Problem description: Copy the material that follows word for word and omit its pictures.

Information given:
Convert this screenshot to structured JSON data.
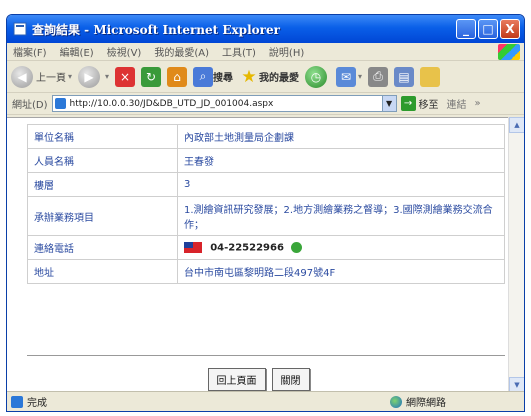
{
  "window": {
    "title": "查詢結果 - Microsoft Internet Explorer",
    "minimize": "_",
    "maximize": "□",
    "close": "X"
  },
  "menu": [
    "檔案(F)",
    "編輯(E)",
    "檢視(V)",
    "我的最愛(A)",
    "工具(T)",
    "說明(H)"
  ],
  "toolbar": {
    "back": "上一頁",
    "search": "搜尋",
    "favorites": "我的最愛"
  },
  "address": {
    "label": "網址(D)",
    "url": "http://10.0.0.30/JD&DB_UTD_JD_001004.aspx",
    "go": "移至",
    "links": "連結"
  },
  "details": [
    {
      "label": "單位名稱",
      "value": "內政部土地測量局企劃課"
    },
    {
      "label": "人員名稱",
      "value": "王春發"
    },
    {
      "label": "樓層",
      "value": "3"
    },
    {
      "label": "承辦業務項目",
      "value": "1.測繪資訊研究發展；2.地方測繪業務之督導；3.國際測繪業務交流合作；"
    },
    {
      "label": "連絡電話",
      "value": "04-22522966"
    },
    {
      "label": "地址",
      "value": "台中市南屯區黎明路二段497號4F"
    }
  ],
  "buttons": {
    "back_to_top": "回上頁面",
    "close": "關閉"
  },
  "status": {
    "left": "完成",
    "zone": "網際網路"
  }
}
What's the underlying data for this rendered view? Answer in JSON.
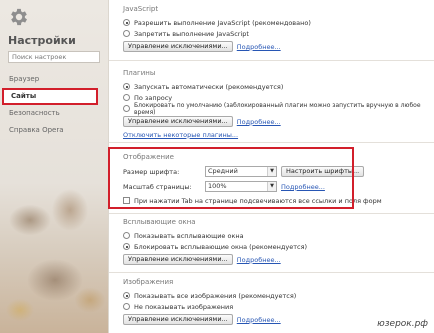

Result:
Convert this screenshot to structured JSON data.
{
  "window": {
    "title": "查詢結果 - Microsoft Internet Explorer",
    "minimize": "_",
    "maximize": "□",
    "close": "X"
  },
  "menu": [
    "檔案(F)",
    "編輯(E)",
    "檢視(V)",
    "我的最愛(A)",
    "工具(T)",
    "說明(H)"
  ],
  "toolbar": {
    "back": "上一頁",
    "search": "搜尋",
    "favorites": "我的最愛"
  },
  "address": {
    "label": "網址(D)",
    "url": "http://10.0.0.30/JD&DB_UTD_JD_001004.aspx",
    "go": "移至",
    "links": "連結"
  },
  "details": [
    {
      "label": "單位名稱",
      "value": "內政部土地測量局企劃課"
    },
    {
      "label": "人員名稱",
      "value": "王春發"
    },
    {
      "label": "樓層",
      "value": "3"
    },
    {
      "label": "承辦業務項目",
      "value": "1.測繪資訊研究發展；2.地方測繪業務之督導；3.國際測繪業務交流合作；"
    },
    {
      "label": "連絡電話",
      "value": "04-22522966"
    },
    {
      "label": "地址",
      "value": "台中市南屯區黎明路二段497號4F"
    }
  ],
  "buttons": {
    "back_to_top": "回上頁面",
    "close": "關閉"
  },
  "status": {
    "left": "完成",
    "zone": "網際網路"
  }
}
What's the underlying data for this rendered view? Answer in JSON.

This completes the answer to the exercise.